━━━━━ Texto para leitura

Então, com base nestes detalhes é que aparece a primeira suspeita sobre a existência destes “mestres”. O gigantesco e importante mosteiro de Tashi Lhunpo é muito conhecido no Tibete (atualmente está aberto até para a visitação pública), no entanto, ninguém até agora, quer seja um monge, um lama, um explorador ou um visitante foi capaz de confirmar a existência destes “mestres” nos arredores daquele complexo, sobretudo os que viveram daquela época. Por exemplo, L. Austine Waddell, contemporâneo de H. P. Blavatsky, que visitou o Tibete muitas vezes (o seu livro foi publicado em 1885), que conviveu com os lamas, que aprendeu a língua tibetana e que visitou alguns mosteiros disse em seu livro Tibetan Buddhism (Budismo Tibetano): “Nem os lamas conhecem alguma coisa sobre estes médiuns – os Mahātmas (Koot Hoomi, etc.) – que os teósofos colocam no Tibete e atribuem um importante lugar no misticismo tibetano…” (Waddell, 1972: 129). Este autor informa mais adiante neste mesmo livro que o mosteiro de Tashi Lhunpo abrigava cerca de 3.800 monges naquela época (idem: 272), portanto é impossível que os monges e os lamas não conhecessem estes “mestres”, que frequentavam a biblioteca e as instalações do mosteiro, também que não conhecessem a tal escola para adeptos nos seus arredores. Daí que não é difícil então de ser levado a pensar que a permanência de H. P. Blavatsky no Tibete, para treinamento espiritual com os Mahātmas (Grandes Almas), é uma ficção (Murdoch, 1984: 07). Outro episódio fictício de sua vida pode ter sido o relato de que Blavatsky lutou, vestida com trajes masculinos, na batalha de Mentana, Itália (idem: 07)

━━━━━━━━━━
━━━━━ Dados disponíveis

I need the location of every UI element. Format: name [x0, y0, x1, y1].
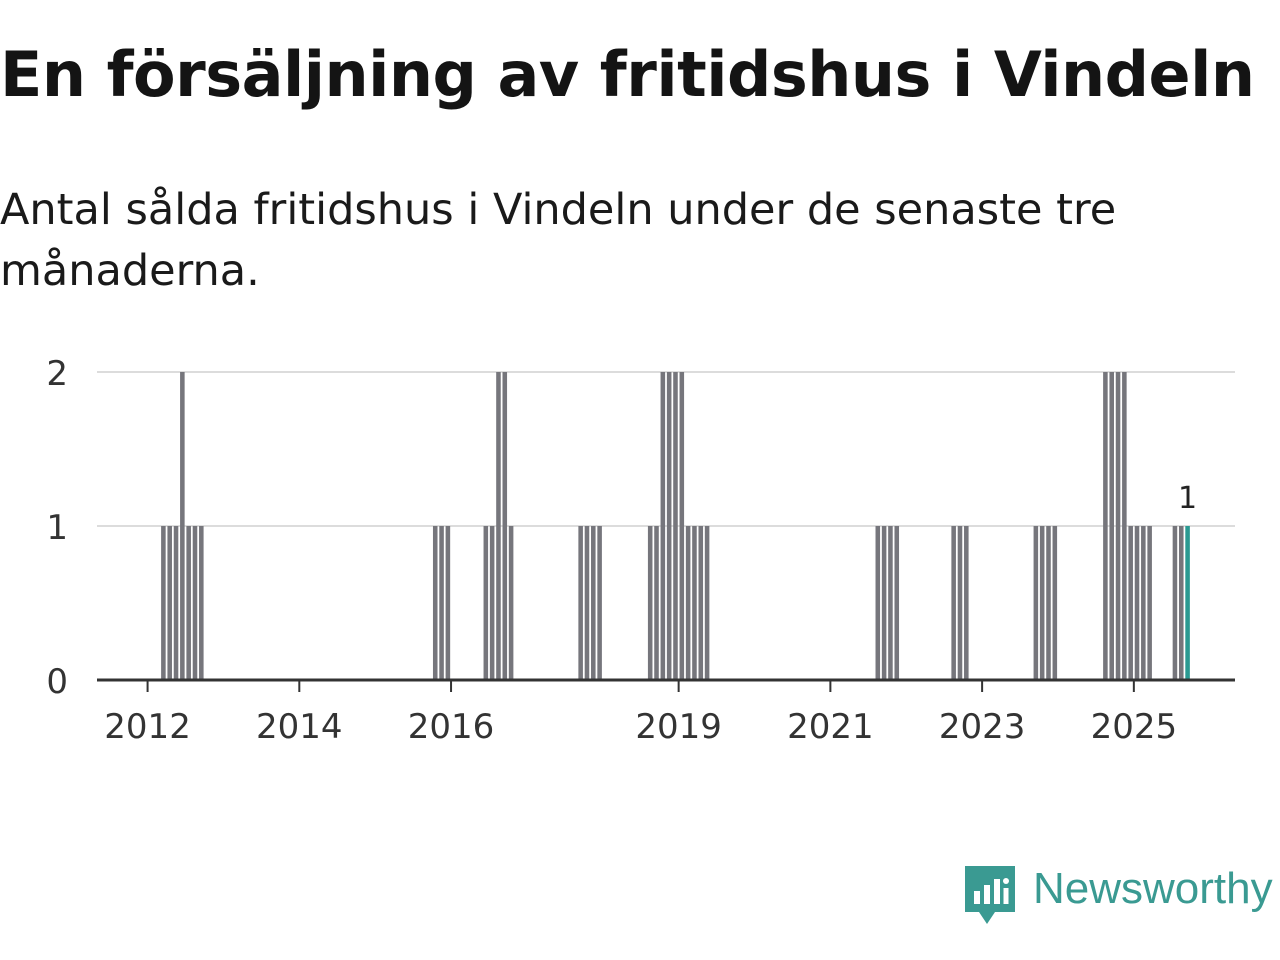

━━━━━━━━━━

* Exercício proposto *
As afirmações abaixo concordam com o texto sobre Blavatsky e o mosteiro de Tashi Lhunpo? Responda sim ou não a cada uma e cite as palavras do texto que decidem a resposta.
1. O mosteiro de Tashi Lhunpo abrigava cerca de 3.800 monges na época descrita por Waddell.
2. Atualmente, o mosteiro de Tashi Lhunpo está fechado à visitação pública.
3. L. Austine Waddell não aprendeu a língua tibetana.

* Resolução do exercício *
1. Sim: “o mosteiro de Tashi Lhunpo abrigava cerca de 3.800 monges naquela época”.
2. Não: “atualmente está aberto até para a visitação pública”.
3. Não: “que aprendeu a língua tibetana”.